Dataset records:
* * * * * * *

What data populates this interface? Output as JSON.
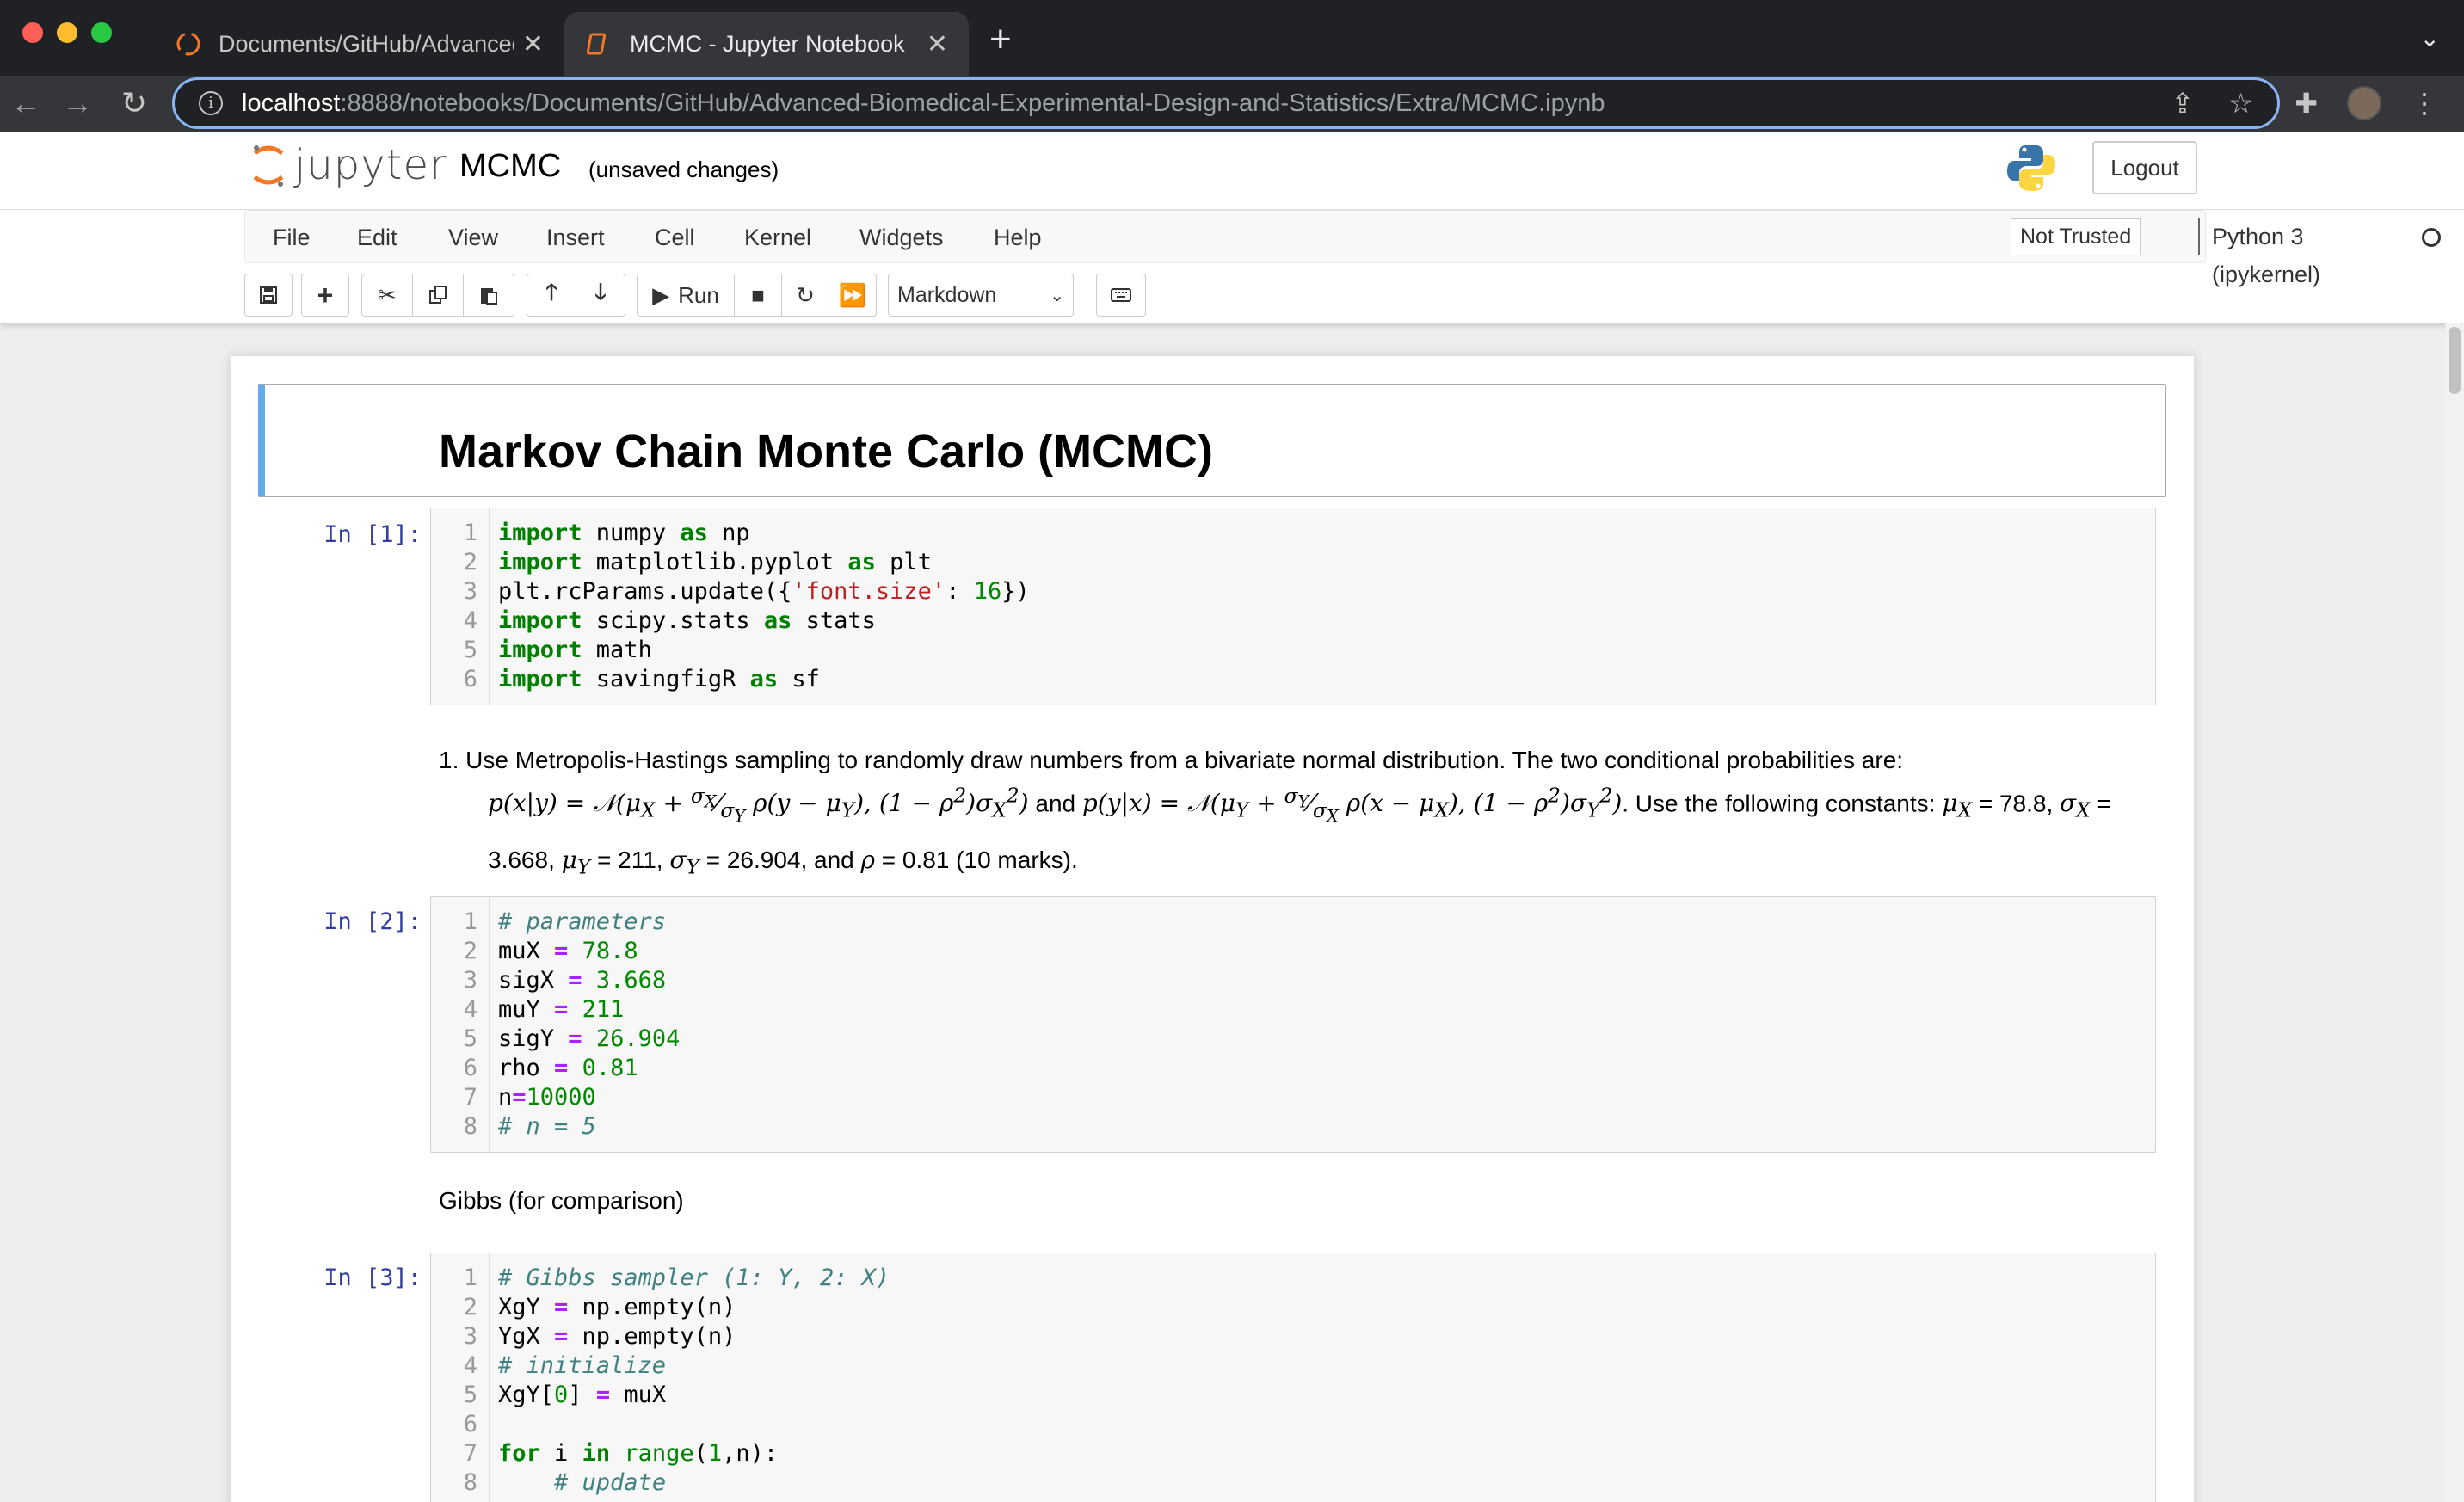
{
  "browser": {
    "tabs": [
      {
        "label": "Documents/GitHub/Advanced-",
        "active": false
      },
      {
        "label": "MCMC - Jupyter Notebook",
        "active": true
      }
    ],
    "url_host": "localhost",
    "url_path": ":8888/notebooks/Documents/GitHub/Advanced-Biomedical-Experimental-Design-and-Statistics/Extra/MCMC.ipynb"
  },
  "jupyter": {
    "logo_text": "jupyter",
    "notebook_name": "MCMC",
    "save_status": "(unsaved changes)",
    "logout_label": "Logout",
    "menu": [
      "File",
      "Edit",
      "View",
      "Insert",
      "Cell",
      "Kernel",
      "Widgets",
      "Help"
    ],
    "trust_label": "Not Trusted",
    "kernel_label": "Python 3 (ipykernel)",
    "run_label": "Run",
    "cell_type": "Markdown"
  },
  "cells": {
    "title": "Markov Chain Monte Carlo (MCMC)",
    "cell1": {
      "prompt": "In [1]:",
      "lines": [
        "import numpy as np",
        "import matplotlib.pyplot as plt",
        "plt.rcParams.update({'font.size': 16})",
        "import scipy.stats as stats",
        "import math",
        "import savingfigR as sf"
      ]
    },
    "question": {
      "number": "1.",
      "intro": "Use Metropolis-Hastings sampling to randomly draw numbers from a bivariate normal distribution. The two conditional probabilities are:",
      "and": "and",
      "use_constants": ". Use the following constants:",
      "muX_val": "= 78.8,",
      "sigX_val": "=",
      "sigX_num": "3.668,",
      "muY_val": "= 211,",
      "sigY_val": "= 26.904, and",
      "rho_val": "= 0.81 (10 marks)."
    },
    "cell2": {
      "prompt": "In [2]:",
      "lines": [
        "# parameters",
        "muX = 78.8",
        "sigX = 3.668",
        "muY = 211",
        "sigY = 26.904",
        "rho = 0.81",
        "n=10000",
        "# n = 5"
      ]
    },
    "gibbs_label": "Gibbs (for comparison)",
    "cell3": {
      "prompt": "In [3]:",
      "lines": [
        "# Gibbs sampler (1: Y, 2: X)",
        "XgY = np.empty(n)",
        "YgX = np.empty(n)",
        "# initialize",
        "XgY[0] = muX",
        "",
        "for i in range(1,n):",
        "    # update"
      ]
    }
  },
  "colors": {
    "prompt_in": "#303f9f",
    "selected_border": "#66aaee",
    "keyword": "#008000",
    "string": "#ba2121",
    "operator": "#aa22ff",
    "comment": "#408080"
  }
}
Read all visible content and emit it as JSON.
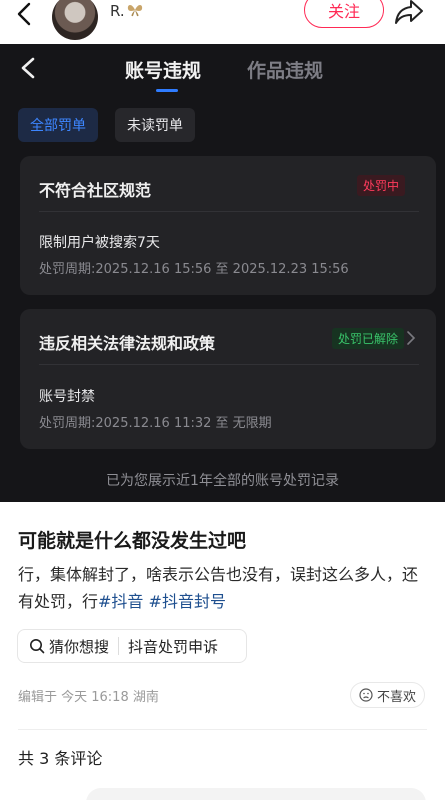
{
  "header": {
    "username": "R.",
    "follow_label": "关注"
  },
  "violation_panel": {
    "tabs": [
      {
        "label": "账号违规",
        "active": true
      },
      {
        "label": "作品违规",
        "active": false
      }
    ],
    "filters": [
      {
        "label": "全部罚单",
        "selected": true
      },
      {
        "label": "未读罚单",
        "selected": false
      }
    ],
    "records": [
      {
        "title": "不符合社区规范",
        "status": "处罚中",
        "status_color": "#ff3b5c",
        "penalty": "限制用户被搜索7天",
        "period": "处罚周期:2025.12.16 15:56 至 2025.12.23 15:56"
      },
      {
        "title": "违反相关法律法规和政策",
        "status": "处罚已解除",
        "status_color": "#39c46a",
        "penalty": "账号封禁",
        "period": "处罚周期:2025.12.16 11:32 至 无限期"
      }
    ],
    "footer_note": "已为您展示近1年全部的账号处罚记录"
  },
  "post": {
    "title": "可能就是什么都没发生过吧",
    "body_text": "行，集体解封了，啥表示公告也没有，误封这么多人，还有处罚，行",
    "hashtags": [
      "#抖音",
      "#抖音封号"
    ],
    "search_label": "猜你想搜",
    "search_term": "抖音处罚申诉",
    "meta": "编辑于 今天 16:18 湖南",
    "dislike_label": "不喜欢",
    "comments_count": "共 3 条评论"
  },
  "colors": {
    "accent_red": "#ff2a55",
    "accent_blue": "#2f7cff",
    "panel_bg": "#151518",
    "card_bg": "#232326"
  }
}
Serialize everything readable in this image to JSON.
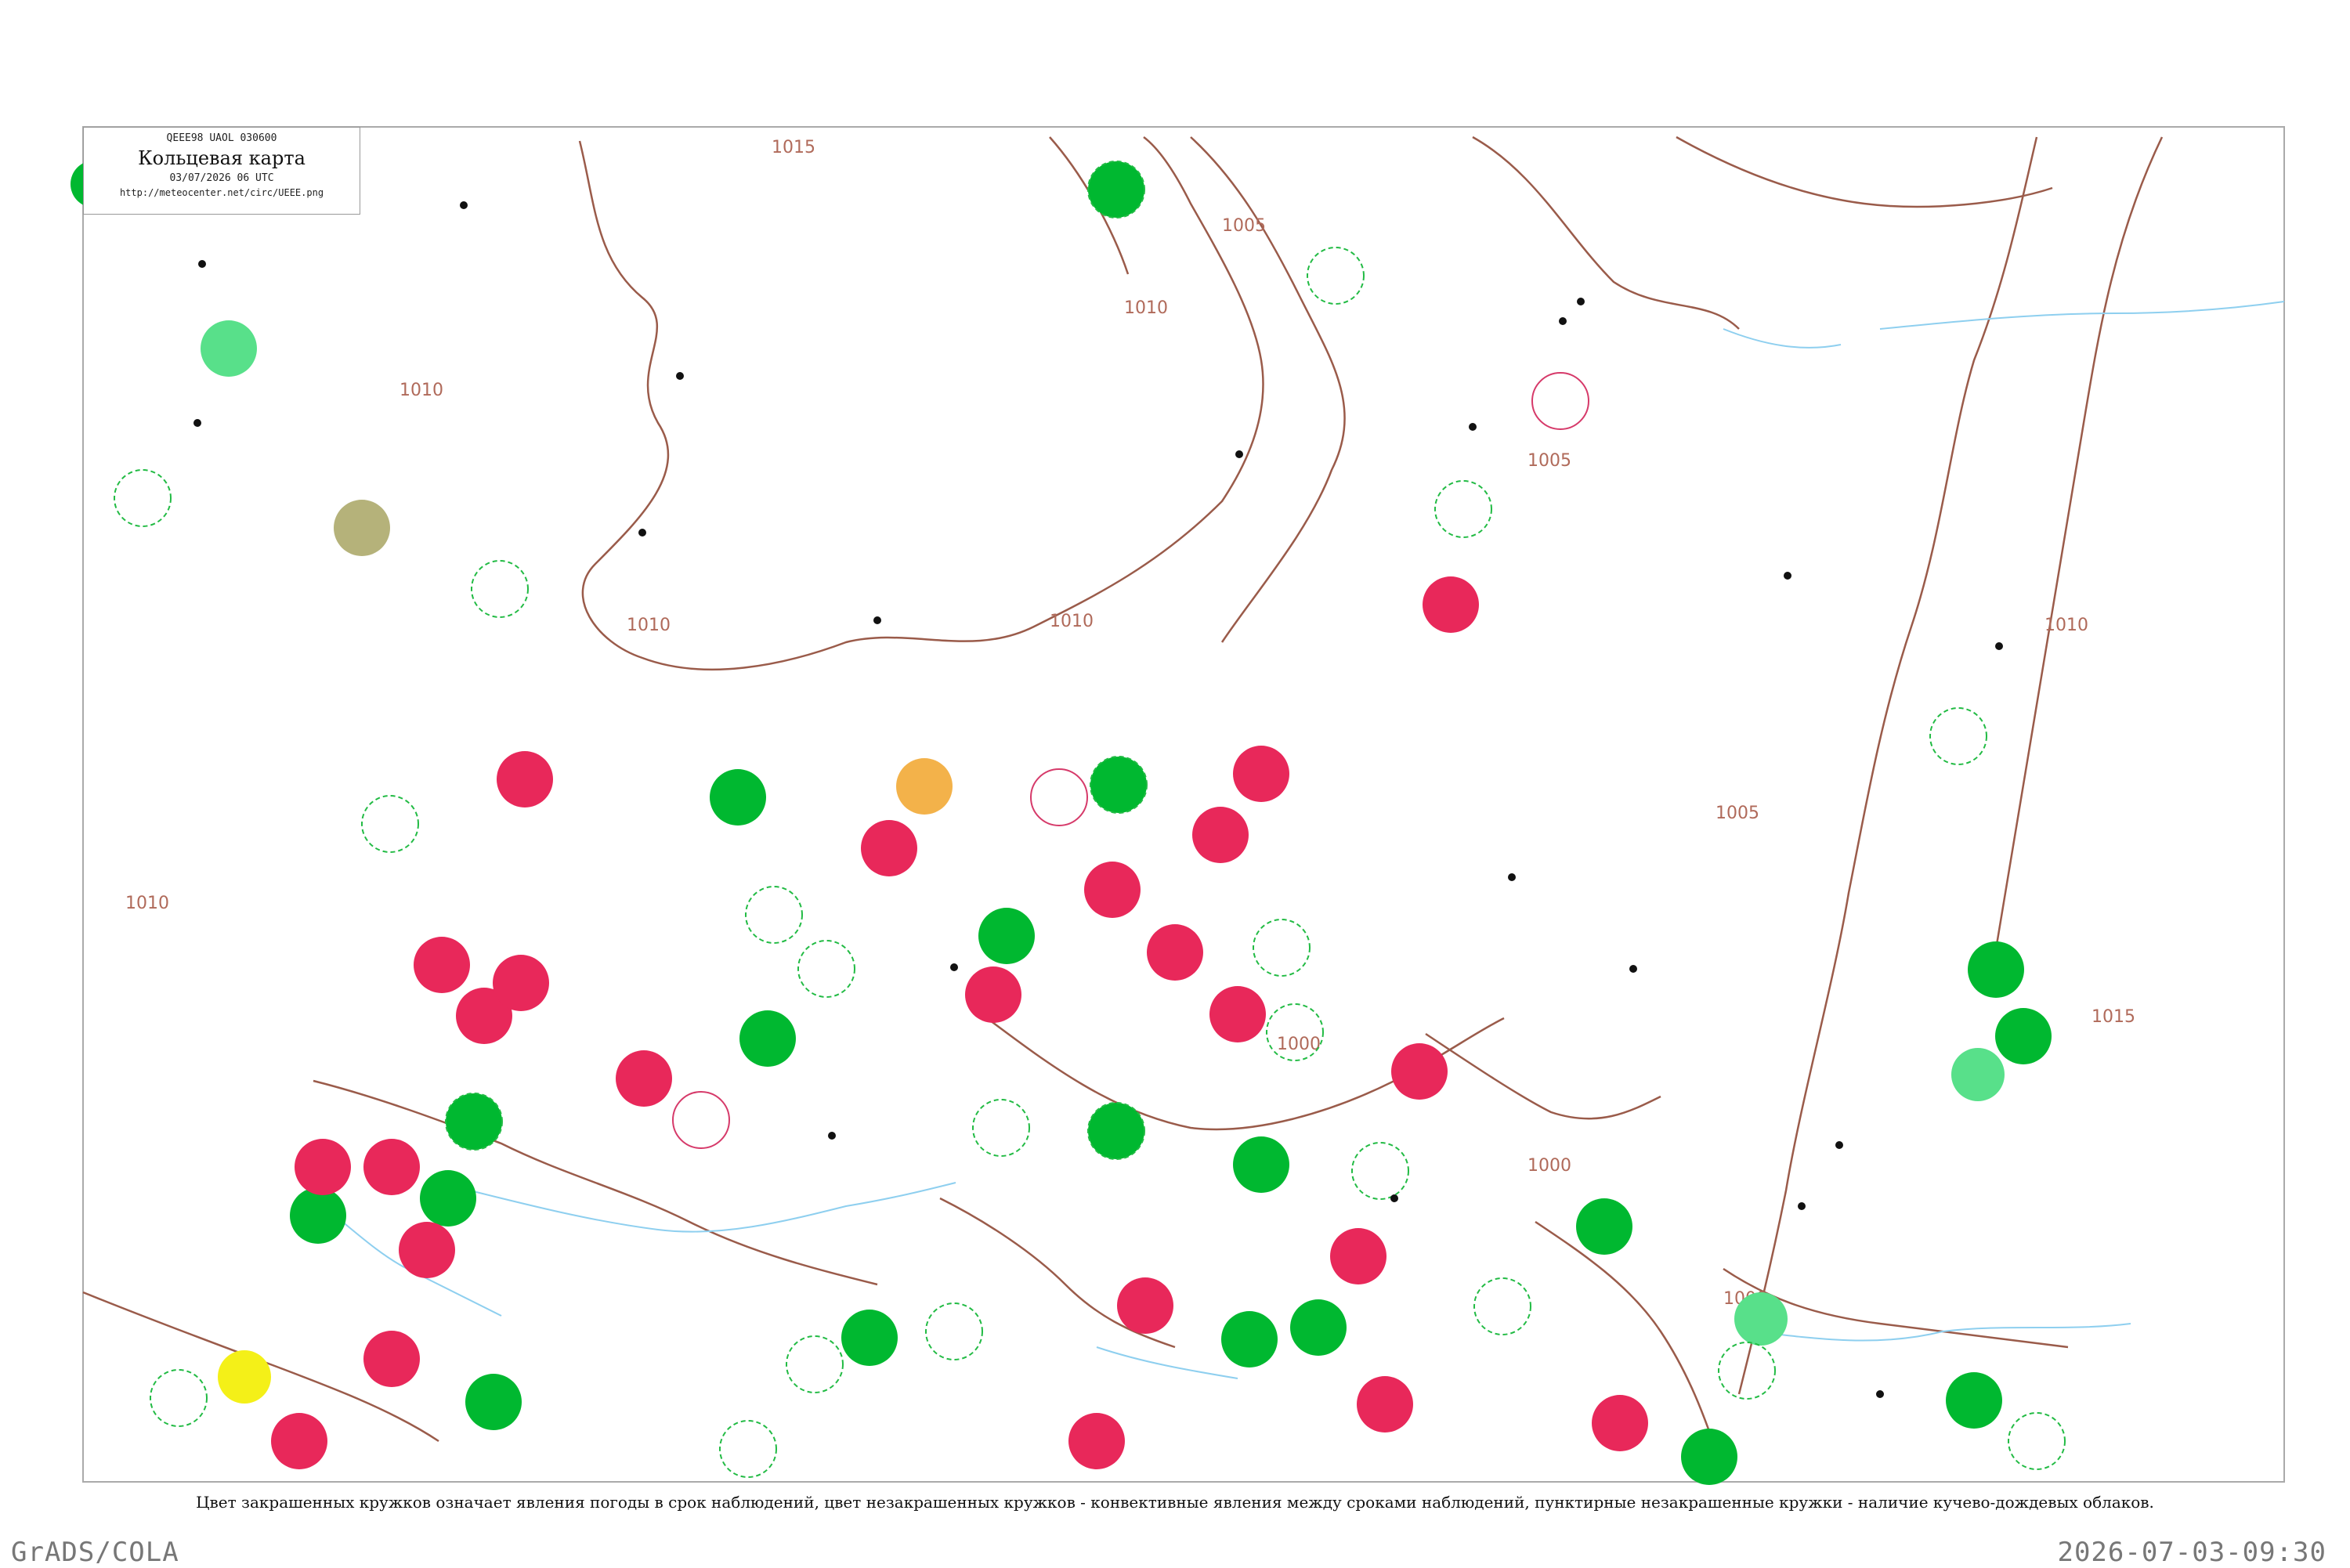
{
  "header": {
    "code": "QEEE98  UAOL  030600",
    "title": "Кольцевая карта",
    "datetime": "03/07/2026 06 UTC",
    "url": "http://meteocenter.net/circ/UEEE.png"
  },
  "isobars": [
    {
      "label": "1015"
    },
    {
      "label": "1010"
    },
    {
      "label": "1005"
    },
    {
      "label": "1000"
    }
  ],
  "legend_caption": "Цвет закрашенных кружков означает явления погоды в срок наблюдений, цвет незакрашенных кружков - конвективные явления между сроками наблюдений, пунктирные незакрашенные кружки - наличие кучево-дождевых облаков.",
  "footer": {
    "left": "GrADS/COLA",
    "right": "2026-07-03-09:30"
  },
  "colors": {
    "rain": "#e8285a",
    "shower": "#00b830",
    "fog": "#f3b24a",
    "haze": "#b5b27a",
    "light": "#58e08a",
    "thunder_ring": "#d63a6a",
    "cb_ring": "#22bb44",
    "coast": "#9a5b4a",
    "river": "#8ecfef"
  }
}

* * * * * * *

### WRITTEN INSTRUCTION
Copy each line that contains the word "Gibbs".

### RESPONSE TO THE TASK
    "gibbs_label": "Gibbs (for comparison)",
        "# Gibbs sampler (1: Y, 2: X)",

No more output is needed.